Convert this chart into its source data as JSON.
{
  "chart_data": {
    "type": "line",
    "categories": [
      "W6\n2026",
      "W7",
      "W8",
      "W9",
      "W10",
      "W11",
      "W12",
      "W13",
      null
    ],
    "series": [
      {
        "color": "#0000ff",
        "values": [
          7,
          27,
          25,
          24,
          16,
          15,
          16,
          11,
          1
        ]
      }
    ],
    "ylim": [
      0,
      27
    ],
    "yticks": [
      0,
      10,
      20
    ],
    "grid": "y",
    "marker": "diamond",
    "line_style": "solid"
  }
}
::::
Work to do: Output every line above without altering anything.

Result for this exercise:
Convert this chart into its source data as JSON.
{
  "chart_data": {
    "type": "line",
    "categories": [
      "W6\n2026",
      "W7",
      "W8",
      "W9",
      "W10",
      "W11",
      "W12",
      "W13",
      null
    ],
    "series": [
      {
        "color": "#0000ff",
        "values": [
          7,
          27,
          25,
          24,
          16,
          15,
          16,
          11,
          1
        ]
      }
    ],
    "ylim": [
      0,
      27
    ],
    "yticks": [
      0,
      10,
      20
    ],
    "grid": "y",
    "marker": "diamond",
    "line_style": "solid"
  }
}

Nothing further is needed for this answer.